-- Data entries --
________________________________________
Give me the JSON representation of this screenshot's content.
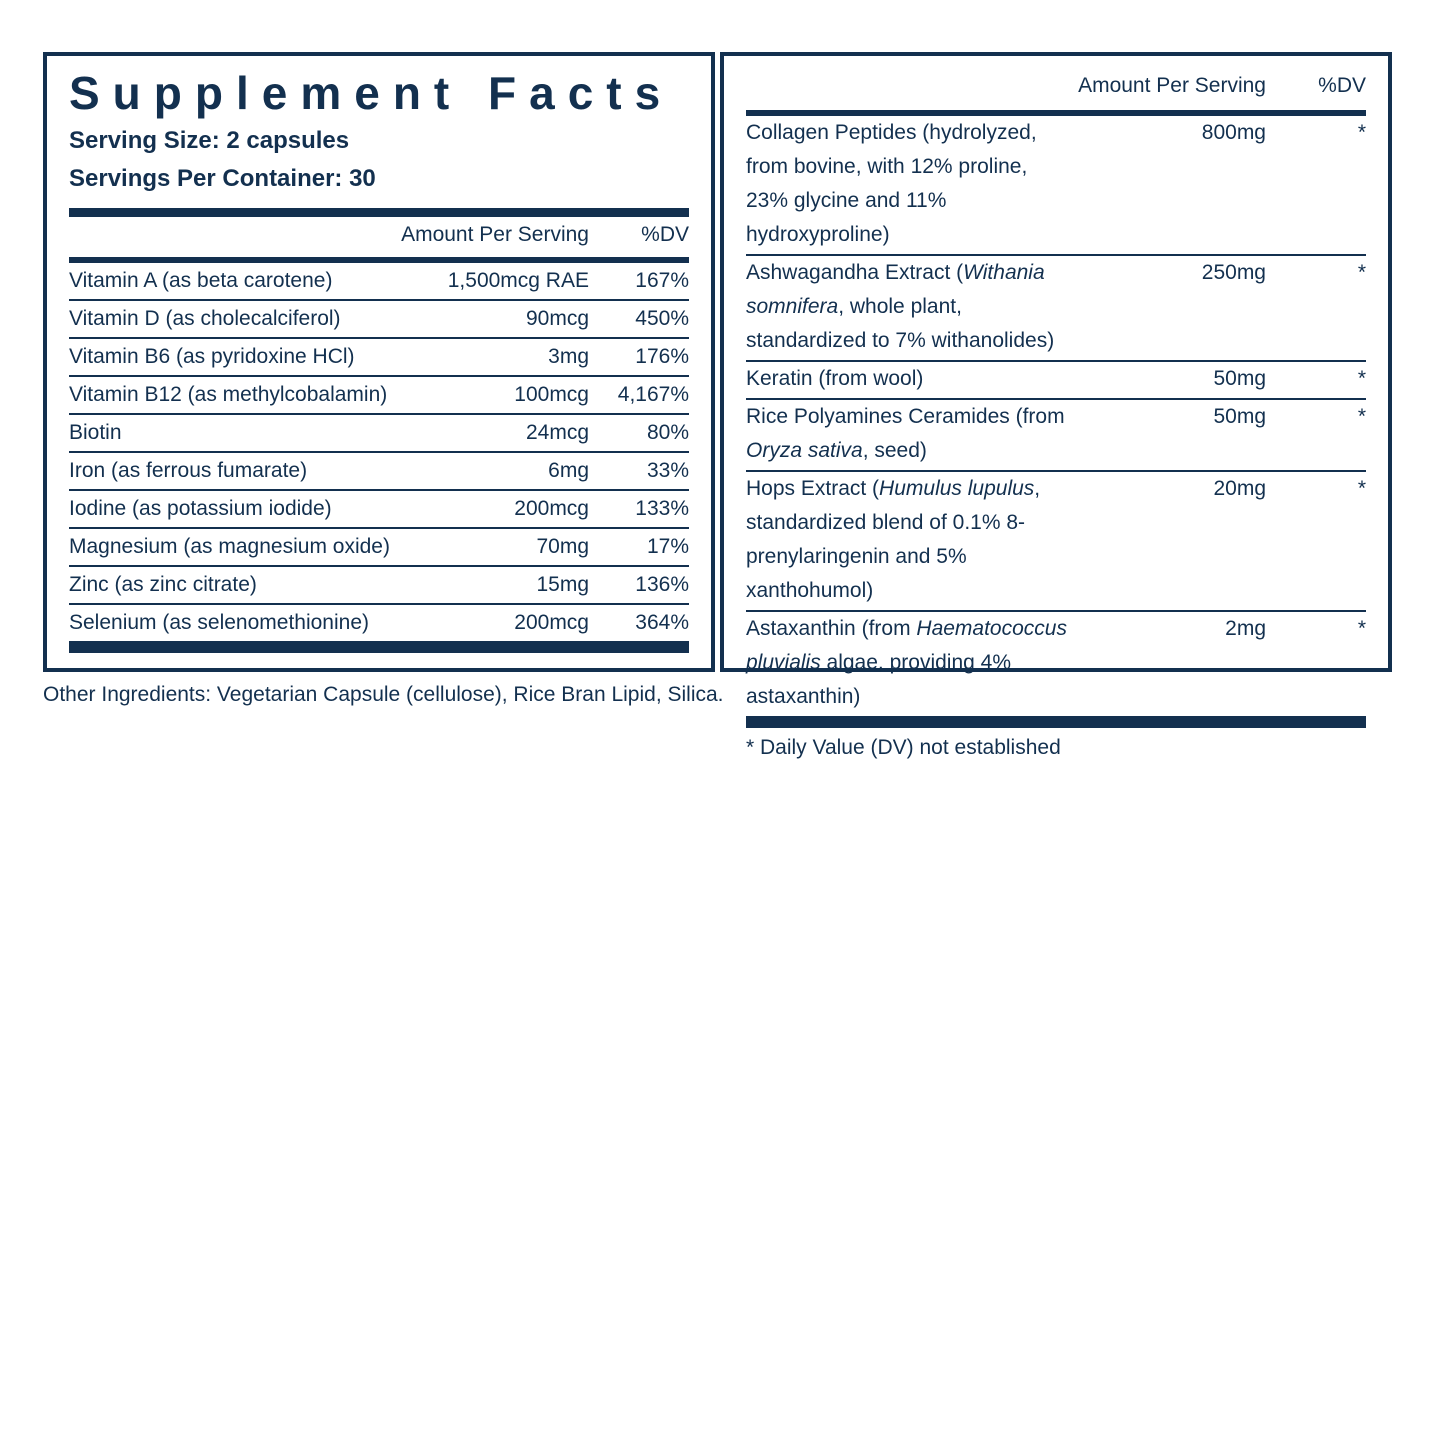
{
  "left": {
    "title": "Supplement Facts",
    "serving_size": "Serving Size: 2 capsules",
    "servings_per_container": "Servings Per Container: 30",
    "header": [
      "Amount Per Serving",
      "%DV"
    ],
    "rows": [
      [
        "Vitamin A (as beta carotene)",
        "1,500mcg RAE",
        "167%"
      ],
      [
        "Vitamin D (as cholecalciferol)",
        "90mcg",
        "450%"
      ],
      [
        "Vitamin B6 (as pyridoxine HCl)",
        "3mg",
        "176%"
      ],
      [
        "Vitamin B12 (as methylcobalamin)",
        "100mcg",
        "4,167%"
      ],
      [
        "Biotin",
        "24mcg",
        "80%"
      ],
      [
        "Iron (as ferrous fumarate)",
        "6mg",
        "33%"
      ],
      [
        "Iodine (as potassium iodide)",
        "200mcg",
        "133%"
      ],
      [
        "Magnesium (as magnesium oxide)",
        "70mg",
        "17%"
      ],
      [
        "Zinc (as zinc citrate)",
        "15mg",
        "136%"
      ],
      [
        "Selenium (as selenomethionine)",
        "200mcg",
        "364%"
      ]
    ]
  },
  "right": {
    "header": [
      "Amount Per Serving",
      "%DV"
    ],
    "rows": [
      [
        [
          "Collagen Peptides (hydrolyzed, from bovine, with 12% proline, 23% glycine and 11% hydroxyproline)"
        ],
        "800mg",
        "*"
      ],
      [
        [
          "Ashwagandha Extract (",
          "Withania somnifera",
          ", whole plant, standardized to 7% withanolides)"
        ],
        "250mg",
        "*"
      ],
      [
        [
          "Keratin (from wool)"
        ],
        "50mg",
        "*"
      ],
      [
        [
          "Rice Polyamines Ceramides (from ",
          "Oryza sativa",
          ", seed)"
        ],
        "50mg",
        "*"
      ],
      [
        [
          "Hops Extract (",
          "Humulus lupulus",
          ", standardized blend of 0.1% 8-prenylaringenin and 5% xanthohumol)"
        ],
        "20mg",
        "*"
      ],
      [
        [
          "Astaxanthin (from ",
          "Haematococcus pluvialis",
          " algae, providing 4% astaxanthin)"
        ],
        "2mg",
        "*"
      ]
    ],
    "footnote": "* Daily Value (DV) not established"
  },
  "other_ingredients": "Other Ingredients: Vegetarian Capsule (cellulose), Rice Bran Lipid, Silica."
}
________________________________________
Exactly as written, give every entry again, but not the pictures.

Give me the JSON representation of this screenshot's content.
{
  "left": {
    "title": "Supplement Facts",
    "serving_size": "Serving Size: 2 capsules",
    "servings_per_container": "Servings Per Container: 30",
    "header": [
      "Amount Per Serving",
      "%DV"
    ],
    "rows": [
      [
        "Vitamin A (as beta carotene)",
        "1,500mcg RAE",
        "167%"
      ],
      [
        "Vitamin D (as cholecalciferol)",
        "90mcg",
        "450%"
      ],
      [
        "Vitamin B6 (as pyridoxine HCl)",
        "3mg",
        "176%"
      ],
      [
        "Vitamin B12 (as methylcobalamin)",
        "100mcg",
        "4,167%"
      ],
      [
        "Biotin",
        "24mcg",
        "80%"
      ],
      [
        "Iron (as ferrous fumarate)",
        "6mg",
        "33%"
      ],
      [
        "Iodine (as potassium iodide)",
        "200mcg",
        "133%"
      ],
      [
        "Magnesium (as magnesium oxide)",
        "70mg",
        "17%"
      ],
      [
        "Zinc (as zinc citrate)",
        "15mg",
        "136%"
      ],
      [
        "Selenium (as selenomethionine)",
        "200mcg",
        "364%"
      ]
    ]
  },
  "right": {
    "header": [
      "Amount Per Serving",
      "%DV"
    ],
    "rows": [
      [
        [
          "Collagen Peptides (hydrolyzed, from bovine, with 12% proline, 23% glycine and 11% hydroxyproline)"
        ],
        "800mg",
        "*"
      ],
      [
        [
          "Ashwagandha Extract (",
          "Withania somnifera",
          ", whole plant, standardized to 7% withanolides)"
        ],
        "250mg",
        "*"
      ],
      [
        [
          "Keratin (from wool)"
        ],
        "50mg",
        "*"
      ],
      [
        [
          "Rice Polyamines Ceramides (from ",
          "Oryza sativa",
          ", seed)"
        ],
        "50mg",
        "*"
      ],
      [
        [
          "Hops Extract (",
          "Humulus lupulus",
          ", standardized blend of 0.1% 8-prenylaringenin and 5% xanthohumol)"
        ],
        "20mg",
        "*"
      ],
      [
        [
          "Astaxanthin (from ",
          "Haematococcus pluvialis",
          " algae, providing 4% astaxanthin)"
        ],
        "2mg",
        "*"
      ]
    ],
    "footnote": "* Daily Value (DV) not established"
  },
  "other_ingredients": "Other Ingredients: Vegetarian Capsule (cellulose), Rice Bran Lipid, Silica."
}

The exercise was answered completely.